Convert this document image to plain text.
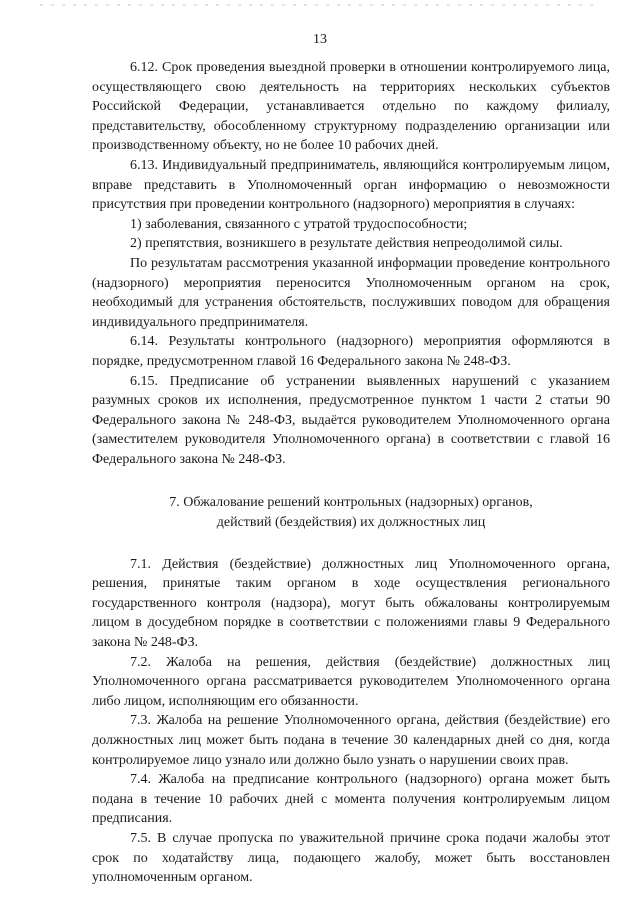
13

6.12. Срок проведения выездной проверки в отношении контролируемого лица, осуществляющего свою деятельность на территориях нескольких субъектов Российской Федерации, устанавливается отдельно по каждому филиалу, представительству, обособленному структурному подразделению организации или производственному объекту, но не более 10 рабочих дней.

6.13. Индивидуальный предприниматель, являющийся контролируемым лицом, вправе представить в Уполномоченный орган информацию о невозможности присутствия при проведении контрольного (надзорного) мероприятия в случаях:

1) заболевания, связанного с утратой трудоспособности;

2) препятствия, возникшего в результате действия непреодолимой силы.

По результатам рассмотрения указанной информации проведение контрольного (надзорного) мероприятия переносится Уполномоченным органом на срок, необходимый для устранения обстоятельств, послуживших поводом для обращения индивидуального предпринимателя.

6.14. Результаты контрольного (надзорного) мероприятия оформляются в порядке, предусмотренном главой 16 Федерального закона № 248-ФЗ.

6.15. Предписание об устранении выявленных нарушений с указанием разумных сроков их исполнения, предусмотренное пунктом 1 части 2 статьи 90 Федерального закона № 248-ФЗ, выдаётся руководителем Уполномоченного органа (заместителем руководителя Уполномоченного органа) в соответствии с главой 16 Федерального закона № 248-ФЗ.

7. Обжалование решений контрольных (надзорных) органов,
действий (бездействия) их должностных лиц

7.1. Действия (бездействие) должностных лиц Уполномоченного органа, решения, принятые таким органом в ходе осуществления регионального государственного контроля (надзора), могут быть обжалованы контролируемым лицом в досудебном порядке в соответствии с положениями главы 9 Федерального закона № 248-ФЗ.

7.2. Жалоба на решения, действия (бездействие) должностных лиц Уполномоченного органа рассматривается руководителем Уполномоченного органа либо лицом, исполняющим его обязанности.

7.3. Жалоба на решение Уполномоченного органа, действия (бездействие) его должностных лиц может быть подана в течение 30 календарных дней со дня, когда контролируемое лицо узнало или должно было узнать о нарушении своих прав.

7.4. Жалоба на предписание контрольного (надзорного) органа может быть подана в течение 10 рабочих дней с момента получения контролируемым лицом предписания.

7.5. В случае пропуска по уважительной причине срока подачи жалобы этот срок по ходатайству лица, подающего жалобу, может быть восстановлен уполномоченным органом.
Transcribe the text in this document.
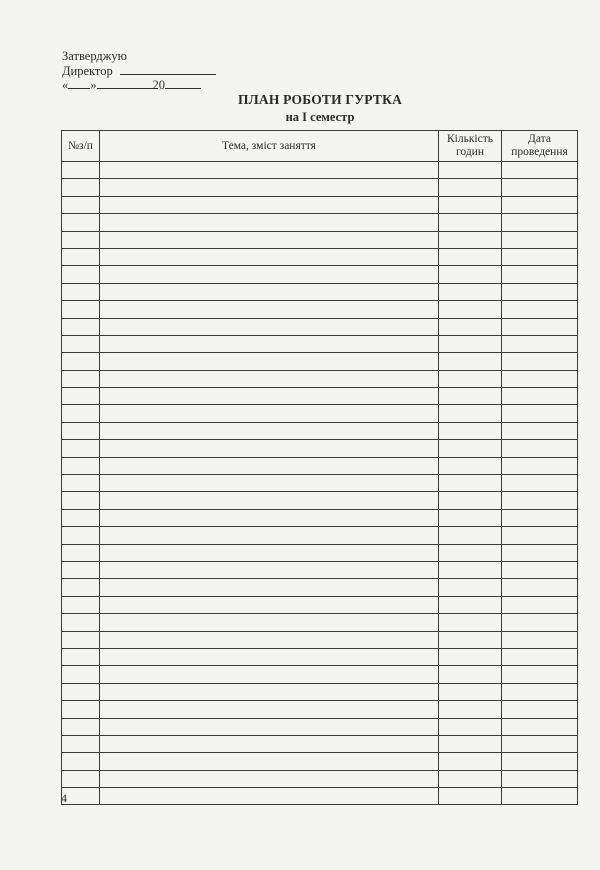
Затверджую
Директор
« »	20
ПЛАН РОБОТИ ГУРТКА
на I семестр
№з/п	Тема, зміст заняття	Кількість годин	Дата проведення

4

--*--

__Direction__: The records above should be reproduced exactly, with no pictures included.

__Full output__:
Convert this document image to plain text.
13

6.12. Срок проведения выездной проверки в отношении контролируемого лица, осуществляющего свою деятельность на территориях нескольких субъектов Российской Федерации, устанавливается отдельно по каждому филиалу, представительству, обособленному структурному подразделению организации или производственному объекту, но не более 10 рабочих дней.

6.13. Индивидуальный предприниматель, являющийся контролируемым лицом, вправе представить в Уполномоченный орган информацию о невозможности присутствия при проведении контрольного (надзорного) мероприятия в случаях:

1) заболевания, связанного с утратой трудоспособности;

2) препятствия, возникшего в результате действия непреодолимой силы.

По результатам рассмотрения указанной информации проведение контрольного (надзорного) мероприятия переносится Уполномоченным органом на срок, необходимый для устранения обстоятельств, послуживших поводом для обращения индивидуального предпринимателя.

6.14. Результаты контрольного (надзорного) мероприятия оформляются в порядке, предусмотренном главой 16 Федерального закона № 248-ФЗ.

6.15. Предписание об устранении выявленных нарушений с указанием разумных сроков их исполнения, предусмотренное пунктом 1 части 2 статьи 90 Федерального закона № 248-ФЗ, выдаётся руководителем Уполномоченного органа (заместителем руководителя Уполномоченного органа) в соответствии с главой 16 Федерального закона № 248-ФЗ.

7. Обжалование решений контрольных (надзорных) органов,
действий (бездействия) их должностных лиц

7.1. Действия (бездействие) должностных лиц Уполномоченного органа, решения, принятые таким органом в ходе осуществления регионального государственного контроля (надзора), могут быть обжалованы контролируемым лицом в досудебном порядке в соответствии с положениями главы 9 Федерального закона № 248-ФЗ.

7.2. Жалоба на решения, действия (бездействие) должностных лиц Уполномоченного органа рассматривается руководителем Уполномоченного органа либо лицом, исполняющим его обязанности.

7.3. Жалоба на решение Уполномоченного органа, действия (бездействие) его должностных лиц может быть подана в течение 30 календарных дней со дня, когда контролируемое лицо узнало или должно было узнать о нарушении своих прав.

7.4. Жалоба на предписание контрольного (надзорного) органа может быть подана в течение 10 рабочих дней с момента получения контролируемым лицом предписания.

7.5. В случае пропуска по уважительной причине срока подачи жалобы этот срок по ходатайству лица, подающего жалобу, может быть восстановлен уполномоченным органом.
Transcribe the text in this document.
Затверджую
Директор
« »	20
ПЛАН РОБОТИ ГУРТКА
на I семестр
№з/п	Тема, зміст заняття	Кількість годин	Дата проведення

4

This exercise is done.